• **Suas tarefas**
**A.** Responda com base no trecho sobre a medida trabalhista:
(i) Qual partido apresentou a ação direta de inconstitucionalidade assinada pelo advogado Rafael Carneiro?
(ii) Que artigo e inciso a retroação dos efeitos da medida fere?
(iii) Qual partido ajuizou a outra ADI que menciona a nota técnica da OAB?
**B.** Continue o trecho sobre a medida trabalhista a partir da última frase mostrada.

• **Trecho para ler**
# # # #
Na verdade, são três os problemas com este único parágrafo. Primeiro, o ordenamento pátrio não aceita conceder caráter retroativo a norma legal. Segundo, o período de 30 dias de retroação alcança dias em que ainda não tinha sido registrado o primeiro caso de contaminação por coronavírus no Brasil. E, por fim, a expressão “medidas trabalhistas” dá margem para conceder ao empregador um “perdão” generalizado por toda e qualquer irregularidade cometida pelo empregador no mês anterior à edição da medida.
Os três pontos foram apontados pelo advogado Rafael Carneiro em uma ação direta de inconstitucionalidade apresentada pelo Partido Socialista Brasileiro (PSB) no Supremo Tribunal Federal.
Retroação
A possibilidade de retroação dos efeitos da medida fere o artigo 5º, XXXVI, que diz que “a lei não prejudicará o direito adquirido, o ato jurídico perfeito e a coisa julgada”.
“Com efeito, a medida retira integralmente a segurança jurídica das relações de trabalho, concedendo ao empregador um “perdão” generalizado por toda e qualquer irregularidade cometida no último mês”, aponta o advogado na ADI.
Em nota técnica, a Ordem dos Advogados do Brasil (OAB) também já tinha chamado a atenção para o mesmo ponto, conforme aponta outra ADI, ajuizada pela Rede. Para a OAB, trata-se de “uma aberrante tentativa de subtrair direitos adquiridos e atos jurídicos perfeitos da esfera do escrutínio judicial”.
# # # #
• **Dados de análise de layout de documentos**
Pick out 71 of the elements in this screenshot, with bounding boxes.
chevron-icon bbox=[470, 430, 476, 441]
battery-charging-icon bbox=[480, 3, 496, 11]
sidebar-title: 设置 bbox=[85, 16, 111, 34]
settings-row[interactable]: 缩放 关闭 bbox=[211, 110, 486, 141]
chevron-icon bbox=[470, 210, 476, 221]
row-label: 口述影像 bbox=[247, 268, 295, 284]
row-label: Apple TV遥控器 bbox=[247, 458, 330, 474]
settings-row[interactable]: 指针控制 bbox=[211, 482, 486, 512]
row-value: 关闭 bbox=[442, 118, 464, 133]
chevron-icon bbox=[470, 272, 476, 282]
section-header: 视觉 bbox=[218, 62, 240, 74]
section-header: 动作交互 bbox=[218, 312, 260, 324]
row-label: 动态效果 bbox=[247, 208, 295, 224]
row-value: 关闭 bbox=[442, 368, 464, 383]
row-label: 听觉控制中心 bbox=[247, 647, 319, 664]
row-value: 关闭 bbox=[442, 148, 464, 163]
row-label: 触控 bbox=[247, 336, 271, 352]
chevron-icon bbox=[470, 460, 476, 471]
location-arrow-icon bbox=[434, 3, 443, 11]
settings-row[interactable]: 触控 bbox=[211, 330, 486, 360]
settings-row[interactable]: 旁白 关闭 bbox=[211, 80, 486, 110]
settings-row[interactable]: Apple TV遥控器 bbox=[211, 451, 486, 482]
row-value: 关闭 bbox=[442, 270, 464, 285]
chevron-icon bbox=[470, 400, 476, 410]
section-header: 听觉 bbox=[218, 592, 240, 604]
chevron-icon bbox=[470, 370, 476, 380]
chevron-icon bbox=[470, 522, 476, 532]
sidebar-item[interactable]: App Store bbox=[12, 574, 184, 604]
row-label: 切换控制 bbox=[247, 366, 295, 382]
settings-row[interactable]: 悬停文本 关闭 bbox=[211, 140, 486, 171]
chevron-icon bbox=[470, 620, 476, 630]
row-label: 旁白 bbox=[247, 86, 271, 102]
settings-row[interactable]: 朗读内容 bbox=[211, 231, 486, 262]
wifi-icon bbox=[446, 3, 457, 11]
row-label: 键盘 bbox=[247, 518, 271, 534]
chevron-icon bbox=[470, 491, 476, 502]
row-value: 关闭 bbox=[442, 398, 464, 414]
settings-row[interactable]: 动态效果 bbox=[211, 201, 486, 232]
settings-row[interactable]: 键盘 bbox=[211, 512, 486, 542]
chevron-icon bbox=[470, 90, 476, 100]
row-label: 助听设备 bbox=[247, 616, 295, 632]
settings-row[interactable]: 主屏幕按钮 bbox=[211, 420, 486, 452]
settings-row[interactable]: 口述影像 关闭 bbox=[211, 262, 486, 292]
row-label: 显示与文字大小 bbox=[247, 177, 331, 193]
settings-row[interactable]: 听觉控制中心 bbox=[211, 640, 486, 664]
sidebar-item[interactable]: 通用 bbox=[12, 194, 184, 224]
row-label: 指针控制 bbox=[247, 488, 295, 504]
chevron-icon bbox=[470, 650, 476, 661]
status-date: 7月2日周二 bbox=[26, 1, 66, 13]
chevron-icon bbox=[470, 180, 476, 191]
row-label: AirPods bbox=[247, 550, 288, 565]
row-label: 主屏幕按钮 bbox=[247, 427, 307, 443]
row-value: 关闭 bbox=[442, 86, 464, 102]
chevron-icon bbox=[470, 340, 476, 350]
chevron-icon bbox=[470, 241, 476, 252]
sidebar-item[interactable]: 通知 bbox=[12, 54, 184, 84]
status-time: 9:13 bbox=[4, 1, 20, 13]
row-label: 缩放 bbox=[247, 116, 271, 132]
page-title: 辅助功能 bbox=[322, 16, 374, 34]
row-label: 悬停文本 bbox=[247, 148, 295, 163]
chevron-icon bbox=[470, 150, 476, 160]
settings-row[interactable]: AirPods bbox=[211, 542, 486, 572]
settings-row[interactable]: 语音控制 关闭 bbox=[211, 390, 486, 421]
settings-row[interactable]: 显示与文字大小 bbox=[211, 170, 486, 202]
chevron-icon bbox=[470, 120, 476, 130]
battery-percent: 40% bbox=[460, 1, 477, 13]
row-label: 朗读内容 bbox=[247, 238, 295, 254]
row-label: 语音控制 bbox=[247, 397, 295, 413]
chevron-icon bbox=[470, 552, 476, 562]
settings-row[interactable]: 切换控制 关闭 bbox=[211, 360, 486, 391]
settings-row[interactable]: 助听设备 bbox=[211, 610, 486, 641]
# # # #
• **Respostas abaixo**
**A.**
(i) O Partido Socialista Brasileiro (PSB).
(ii) O artigo 5º, inciso XXXVI.
(iii) A Rede.

**B.**
Início da pandemia
O primeiro caso de Covid-19 no Brasil foi confirmado em 25 de fevereiro deste ano. A Medida Provisória foi editada em 22 de março.
“Logo, além do prazo de 30 dias previsto na MVP contemplar período em que sequer havia confirmação de casos do novo coronavírus no país, não é razoável supor que os empregadores implementaram medidas de resposta à pandemia imediatamente após a chegada da doença ao Brasil”, mostra Carneiro.
Ou seja, o prazo estipulado na MP anistia irregularidades trabalhistas ocorridas fora do contexto da pandemia (que, aliás, foi decretada pela Organização Mundial da Saúde em 11 de março).
Expressão genérica
O terceiro problema apontado na ADI é o uso da expressão vaga “medidas trabalhistas”, que “pode abranger qualquer aspecto da relação de trabalho, desde férias, jornada extraordinária, editadas de segurança e saúde ocupacional”, o que impede trabalhadores de buscar a tutela judicial de seus direitos, ainda que esses não tenham relação com a crise de saúde vigente.